*Aim*: Count every line that has "heading" in it and give the total, nothing more.

----- Provided data

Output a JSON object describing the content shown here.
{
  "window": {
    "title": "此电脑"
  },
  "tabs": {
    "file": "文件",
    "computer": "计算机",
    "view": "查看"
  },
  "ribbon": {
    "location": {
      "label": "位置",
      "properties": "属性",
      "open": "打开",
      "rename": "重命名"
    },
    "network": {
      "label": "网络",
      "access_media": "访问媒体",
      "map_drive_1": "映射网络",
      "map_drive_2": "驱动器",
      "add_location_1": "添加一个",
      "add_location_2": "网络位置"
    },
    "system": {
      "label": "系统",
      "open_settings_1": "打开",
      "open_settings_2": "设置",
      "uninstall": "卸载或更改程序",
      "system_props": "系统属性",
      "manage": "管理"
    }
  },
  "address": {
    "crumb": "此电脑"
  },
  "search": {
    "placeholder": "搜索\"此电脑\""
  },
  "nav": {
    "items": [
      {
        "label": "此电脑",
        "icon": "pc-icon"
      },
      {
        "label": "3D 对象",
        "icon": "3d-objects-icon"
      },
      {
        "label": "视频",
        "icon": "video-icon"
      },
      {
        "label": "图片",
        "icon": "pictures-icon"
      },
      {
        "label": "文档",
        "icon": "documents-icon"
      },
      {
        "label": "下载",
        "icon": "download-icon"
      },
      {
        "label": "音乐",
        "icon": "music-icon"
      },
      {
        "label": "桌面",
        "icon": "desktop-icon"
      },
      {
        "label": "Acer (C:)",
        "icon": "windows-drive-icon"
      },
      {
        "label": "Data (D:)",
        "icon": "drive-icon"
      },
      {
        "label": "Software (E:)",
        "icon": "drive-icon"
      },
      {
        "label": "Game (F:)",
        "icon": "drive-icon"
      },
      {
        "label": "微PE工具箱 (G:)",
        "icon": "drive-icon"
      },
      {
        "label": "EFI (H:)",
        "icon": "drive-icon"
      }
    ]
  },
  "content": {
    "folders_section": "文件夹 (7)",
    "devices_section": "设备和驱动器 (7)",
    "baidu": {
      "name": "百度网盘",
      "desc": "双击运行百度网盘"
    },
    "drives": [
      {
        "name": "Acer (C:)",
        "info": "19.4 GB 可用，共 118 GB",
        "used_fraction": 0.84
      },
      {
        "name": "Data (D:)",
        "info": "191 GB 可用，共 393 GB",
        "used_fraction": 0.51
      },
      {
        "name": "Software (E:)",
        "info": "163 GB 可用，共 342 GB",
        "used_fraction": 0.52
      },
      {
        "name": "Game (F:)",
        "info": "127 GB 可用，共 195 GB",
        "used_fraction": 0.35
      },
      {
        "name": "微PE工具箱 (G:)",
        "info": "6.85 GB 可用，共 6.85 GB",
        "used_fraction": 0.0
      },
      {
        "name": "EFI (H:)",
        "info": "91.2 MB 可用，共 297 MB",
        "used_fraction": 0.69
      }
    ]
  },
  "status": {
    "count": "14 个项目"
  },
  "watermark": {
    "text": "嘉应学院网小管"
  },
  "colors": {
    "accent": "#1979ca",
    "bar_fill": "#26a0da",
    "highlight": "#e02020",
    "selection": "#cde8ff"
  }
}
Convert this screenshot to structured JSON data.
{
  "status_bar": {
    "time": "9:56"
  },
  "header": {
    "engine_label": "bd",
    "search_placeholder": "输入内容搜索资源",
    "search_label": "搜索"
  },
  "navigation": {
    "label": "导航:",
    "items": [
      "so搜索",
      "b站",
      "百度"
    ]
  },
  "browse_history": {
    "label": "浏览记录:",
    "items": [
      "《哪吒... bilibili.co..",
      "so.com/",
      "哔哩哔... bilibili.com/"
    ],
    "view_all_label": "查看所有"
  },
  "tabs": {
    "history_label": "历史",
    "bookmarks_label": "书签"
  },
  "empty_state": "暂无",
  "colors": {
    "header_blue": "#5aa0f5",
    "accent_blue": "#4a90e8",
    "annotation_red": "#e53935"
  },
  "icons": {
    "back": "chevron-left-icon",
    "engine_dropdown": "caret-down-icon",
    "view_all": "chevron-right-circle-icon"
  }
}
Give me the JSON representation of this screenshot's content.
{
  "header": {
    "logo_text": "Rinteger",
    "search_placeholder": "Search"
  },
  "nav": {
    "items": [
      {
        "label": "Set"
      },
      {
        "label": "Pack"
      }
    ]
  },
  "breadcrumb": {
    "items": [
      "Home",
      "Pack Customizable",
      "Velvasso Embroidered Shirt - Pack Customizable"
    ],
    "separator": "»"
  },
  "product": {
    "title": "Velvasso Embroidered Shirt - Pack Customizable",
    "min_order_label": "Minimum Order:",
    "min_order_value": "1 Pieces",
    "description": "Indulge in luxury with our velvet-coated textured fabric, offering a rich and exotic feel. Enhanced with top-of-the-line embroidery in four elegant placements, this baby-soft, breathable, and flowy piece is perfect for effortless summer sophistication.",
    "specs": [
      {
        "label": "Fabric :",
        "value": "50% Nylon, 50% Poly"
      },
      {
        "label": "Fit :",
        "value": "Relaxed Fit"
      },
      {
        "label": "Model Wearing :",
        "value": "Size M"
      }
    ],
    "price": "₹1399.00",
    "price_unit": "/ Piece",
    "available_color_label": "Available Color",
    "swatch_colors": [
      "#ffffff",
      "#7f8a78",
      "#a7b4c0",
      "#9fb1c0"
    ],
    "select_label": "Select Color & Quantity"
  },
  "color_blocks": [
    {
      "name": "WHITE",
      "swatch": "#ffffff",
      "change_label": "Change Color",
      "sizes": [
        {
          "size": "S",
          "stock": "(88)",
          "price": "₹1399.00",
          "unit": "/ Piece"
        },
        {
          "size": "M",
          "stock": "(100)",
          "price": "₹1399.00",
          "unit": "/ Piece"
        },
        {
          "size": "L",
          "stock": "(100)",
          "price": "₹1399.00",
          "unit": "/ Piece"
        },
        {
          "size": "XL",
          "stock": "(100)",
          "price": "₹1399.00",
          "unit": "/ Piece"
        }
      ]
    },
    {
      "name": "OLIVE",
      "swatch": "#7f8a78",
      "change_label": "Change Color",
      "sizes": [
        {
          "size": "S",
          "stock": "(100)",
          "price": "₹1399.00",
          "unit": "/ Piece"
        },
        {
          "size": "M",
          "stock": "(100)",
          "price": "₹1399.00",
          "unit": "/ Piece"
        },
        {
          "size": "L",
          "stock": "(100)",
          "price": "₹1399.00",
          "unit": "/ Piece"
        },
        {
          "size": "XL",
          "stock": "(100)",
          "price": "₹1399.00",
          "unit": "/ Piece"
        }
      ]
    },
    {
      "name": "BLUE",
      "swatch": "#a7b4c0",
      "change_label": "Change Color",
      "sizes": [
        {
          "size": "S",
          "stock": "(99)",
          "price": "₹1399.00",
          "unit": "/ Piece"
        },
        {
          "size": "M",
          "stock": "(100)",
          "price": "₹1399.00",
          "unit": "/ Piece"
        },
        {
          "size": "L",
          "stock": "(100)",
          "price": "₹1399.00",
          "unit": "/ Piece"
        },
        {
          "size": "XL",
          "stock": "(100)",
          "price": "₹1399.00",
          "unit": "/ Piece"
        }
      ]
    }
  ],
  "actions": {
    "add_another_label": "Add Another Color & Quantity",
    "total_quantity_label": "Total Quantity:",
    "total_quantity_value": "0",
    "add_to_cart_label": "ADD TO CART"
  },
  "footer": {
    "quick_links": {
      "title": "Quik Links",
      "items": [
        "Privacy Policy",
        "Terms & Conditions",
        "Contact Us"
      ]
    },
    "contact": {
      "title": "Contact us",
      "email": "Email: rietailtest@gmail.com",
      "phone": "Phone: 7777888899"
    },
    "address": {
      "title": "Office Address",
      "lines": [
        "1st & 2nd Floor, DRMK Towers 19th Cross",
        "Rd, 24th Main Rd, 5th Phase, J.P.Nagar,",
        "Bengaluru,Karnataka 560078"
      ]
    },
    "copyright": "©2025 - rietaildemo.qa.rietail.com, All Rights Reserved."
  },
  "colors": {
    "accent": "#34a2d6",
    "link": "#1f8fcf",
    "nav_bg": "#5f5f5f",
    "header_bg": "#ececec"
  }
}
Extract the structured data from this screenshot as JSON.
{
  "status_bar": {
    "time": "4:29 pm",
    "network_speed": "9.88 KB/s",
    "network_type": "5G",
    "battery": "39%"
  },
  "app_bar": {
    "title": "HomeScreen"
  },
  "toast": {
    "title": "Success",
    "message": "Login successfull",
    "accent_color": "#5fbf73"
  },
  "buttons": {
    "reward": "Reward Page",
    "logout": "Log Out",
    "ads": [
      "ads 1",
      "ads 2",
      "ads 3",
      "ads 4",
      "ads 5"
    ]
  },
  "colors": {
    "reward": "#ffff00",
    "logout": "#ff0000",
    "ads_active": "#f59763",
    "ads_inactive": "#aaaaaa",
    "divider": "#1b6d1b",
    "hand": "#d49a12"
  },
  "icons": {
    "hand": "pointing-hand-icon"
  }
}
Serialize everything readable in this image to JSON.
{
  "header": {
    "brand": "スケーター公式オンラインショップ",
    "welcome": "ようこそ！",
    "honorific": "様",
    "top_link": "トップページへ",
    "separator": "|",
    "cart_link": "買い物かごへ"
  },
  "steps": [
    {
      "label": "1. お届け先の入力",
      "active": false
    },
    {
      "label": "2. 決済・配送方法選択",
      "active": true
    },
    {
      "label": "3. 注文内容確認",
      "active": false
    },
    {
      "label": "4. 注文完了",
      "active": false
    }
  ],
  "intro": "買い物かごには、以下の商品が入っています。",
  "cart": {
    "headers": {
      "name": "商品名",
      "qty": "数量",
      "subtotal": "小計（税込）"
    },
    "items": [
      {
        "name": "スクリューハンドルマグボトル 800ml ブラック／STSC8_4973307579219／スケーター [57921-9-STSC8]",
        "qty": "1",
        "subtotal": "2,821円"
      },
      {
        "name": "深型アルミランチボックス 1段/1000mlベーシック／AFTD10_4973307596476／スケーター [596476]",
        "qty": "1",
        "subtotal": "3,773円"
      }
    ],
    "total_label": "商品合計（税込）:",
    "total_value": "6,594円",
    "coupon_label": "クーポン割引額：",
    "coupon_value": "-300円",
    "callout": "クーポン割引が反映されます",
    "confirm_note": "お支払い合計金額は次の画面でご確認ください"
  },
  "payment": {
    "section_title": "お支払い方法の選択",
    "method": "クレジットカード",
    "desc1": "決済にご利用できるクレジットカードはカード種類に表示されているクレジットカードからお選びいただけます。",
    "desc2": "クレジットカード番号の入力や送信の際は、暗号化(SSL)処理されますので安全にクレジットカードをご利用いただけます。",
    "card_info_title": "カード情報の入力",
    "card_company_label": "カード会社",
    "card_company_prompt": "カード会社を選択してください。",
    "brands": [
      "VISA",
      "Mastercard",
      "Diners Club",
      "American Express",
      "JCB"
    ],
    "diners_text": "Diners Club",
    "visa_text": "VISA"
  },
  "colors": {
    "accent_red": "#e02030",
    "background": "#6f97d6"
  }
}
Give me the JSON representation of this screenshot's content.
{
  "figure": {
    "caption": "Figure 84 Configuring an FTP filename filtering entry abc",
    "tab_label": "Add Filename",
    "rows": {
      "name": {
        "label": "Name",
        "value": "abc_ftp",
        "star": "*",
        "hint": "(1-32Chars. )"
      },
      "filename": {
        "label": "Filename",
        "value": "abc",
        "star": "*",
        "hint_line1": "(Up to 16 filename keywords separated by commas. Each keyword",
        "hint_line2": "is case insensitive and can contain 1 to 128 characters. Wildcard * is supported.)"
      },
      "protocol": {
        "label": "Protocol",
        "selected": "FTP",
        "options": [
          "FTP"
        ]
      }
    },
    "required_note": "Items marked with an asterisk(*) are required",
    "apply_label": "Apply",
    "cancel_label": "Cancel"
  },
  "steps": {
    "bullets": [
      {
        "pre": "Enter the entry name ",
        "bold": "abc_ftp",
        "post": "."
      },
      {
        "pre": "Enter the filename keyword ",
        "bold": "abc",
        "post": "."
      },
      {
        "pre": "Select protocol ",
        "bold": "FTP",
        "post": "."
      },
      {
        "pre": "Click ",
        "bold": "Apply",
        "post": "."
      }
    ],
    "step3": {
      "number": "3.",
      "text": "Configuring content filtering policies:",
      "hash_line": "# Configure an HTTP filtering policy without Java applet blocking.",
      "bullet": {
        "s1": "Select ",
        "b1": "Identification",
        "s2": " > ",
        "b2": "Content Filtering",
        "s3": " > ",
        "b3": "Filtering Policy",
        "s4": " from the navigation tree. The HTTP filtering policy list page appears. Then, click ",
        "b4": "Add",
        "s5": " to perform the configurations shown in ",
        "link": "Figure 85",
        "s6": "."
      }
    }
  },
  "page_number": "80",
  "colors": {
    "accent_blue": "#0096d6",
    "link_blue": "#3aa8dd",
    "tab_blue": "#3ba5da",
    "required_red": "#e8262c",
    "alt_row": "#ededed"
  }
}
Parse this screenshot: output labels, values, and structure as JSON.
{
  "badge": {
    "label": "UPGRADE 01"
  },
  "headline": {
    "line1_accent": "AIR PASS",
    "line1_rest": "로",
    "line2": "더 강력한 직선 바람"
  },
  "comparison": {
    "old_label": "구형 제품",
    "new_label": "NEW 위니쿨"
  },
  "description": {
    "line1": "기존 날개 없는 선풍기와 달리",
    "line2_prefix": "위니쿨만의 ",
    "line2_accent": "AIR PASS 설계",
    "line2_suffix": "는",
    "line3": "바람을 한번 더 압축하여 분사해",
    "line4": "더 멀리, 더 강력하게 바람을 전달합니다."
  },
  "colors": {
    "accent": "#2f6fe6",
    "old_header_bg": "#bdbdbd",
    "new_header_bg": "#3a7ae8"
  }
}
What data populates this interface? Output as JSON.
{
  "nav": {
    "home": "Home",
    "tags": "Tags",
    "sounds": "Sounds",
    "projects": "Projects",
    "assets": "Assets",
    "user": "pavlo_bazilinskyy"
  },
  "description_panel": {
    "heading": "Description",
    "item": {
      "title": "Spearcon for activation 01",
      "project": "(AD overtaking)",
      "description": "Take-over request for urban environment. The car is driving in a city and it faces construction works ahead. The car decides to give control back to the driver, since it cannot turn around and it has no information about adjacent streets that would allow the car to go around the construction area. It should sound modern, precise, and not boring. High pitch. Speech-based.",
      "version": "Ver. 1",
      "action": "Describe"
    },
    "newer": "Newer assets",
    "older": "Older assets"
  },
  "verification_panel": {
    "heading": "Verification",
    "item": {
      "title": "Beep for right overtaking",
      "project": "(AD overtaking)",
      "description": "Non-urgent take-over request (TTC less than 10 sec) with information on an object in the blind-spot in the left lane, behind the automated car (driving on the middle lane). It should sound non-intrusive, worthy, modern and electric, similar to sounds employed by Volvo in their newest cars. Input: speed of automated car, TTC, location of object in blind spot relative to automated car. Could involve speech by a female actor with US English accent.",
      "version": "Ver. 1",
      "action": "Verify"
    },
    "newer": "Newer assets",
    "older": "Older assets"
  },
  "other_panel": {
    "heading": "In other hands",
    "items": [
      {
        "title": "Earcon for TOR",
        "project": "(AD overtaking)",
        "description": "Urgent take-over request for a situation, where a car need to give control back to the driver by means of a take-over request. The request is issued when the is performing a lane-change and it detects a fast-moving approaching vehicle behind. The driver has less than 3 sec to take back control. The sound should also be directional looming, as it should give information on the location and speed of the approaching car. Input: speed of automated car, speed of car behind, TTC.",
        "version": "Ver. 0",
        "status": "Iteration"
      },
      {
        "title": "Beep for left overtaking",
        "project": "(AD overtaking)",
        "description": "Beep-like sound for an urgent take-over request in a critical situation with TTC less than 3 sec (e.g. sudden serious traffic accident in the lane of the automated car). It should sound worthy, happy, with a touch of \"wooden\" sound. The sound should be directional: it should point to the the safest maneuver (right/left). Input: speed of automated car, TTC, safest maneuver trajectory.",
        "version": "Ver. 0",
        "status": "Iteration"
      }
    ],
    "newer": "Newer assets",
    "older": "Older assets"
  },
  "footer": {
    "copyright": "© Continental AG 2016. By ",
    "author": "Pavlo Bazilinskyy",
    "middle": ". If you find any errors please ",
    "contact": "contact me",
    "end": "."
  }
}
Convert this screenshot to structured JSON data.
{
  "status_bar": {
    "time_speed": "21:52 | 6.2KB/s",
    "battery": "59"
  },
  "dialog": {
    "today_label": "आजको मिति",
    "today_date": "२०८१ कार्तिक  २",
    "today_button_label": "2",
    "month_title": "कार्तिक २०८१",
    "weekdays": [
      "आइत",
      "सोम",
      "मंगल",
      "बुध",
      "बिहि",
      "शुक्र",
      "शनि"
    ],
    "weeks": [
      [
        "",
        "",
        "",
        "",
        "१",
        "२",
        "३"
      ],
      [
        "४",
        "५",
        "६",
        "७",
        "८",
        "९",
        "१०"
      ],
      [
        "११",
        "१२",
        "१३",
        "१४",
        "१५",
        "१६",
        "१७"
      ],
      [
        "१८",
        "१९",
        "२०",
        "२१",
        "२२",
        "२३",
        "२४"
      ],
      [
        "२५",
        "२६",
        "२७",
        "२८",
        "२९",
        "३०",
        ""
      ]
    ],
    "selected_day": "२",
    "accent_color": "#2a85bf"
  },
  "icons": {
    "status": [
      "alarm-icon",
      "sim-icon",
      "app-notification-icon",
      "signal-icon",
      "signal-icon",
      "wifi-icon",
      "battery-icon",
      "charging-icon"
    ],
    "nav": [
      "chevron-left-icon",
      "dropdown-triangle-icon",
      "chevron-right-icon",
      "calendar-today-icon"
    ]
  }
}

----------

*Reply to the task*: 3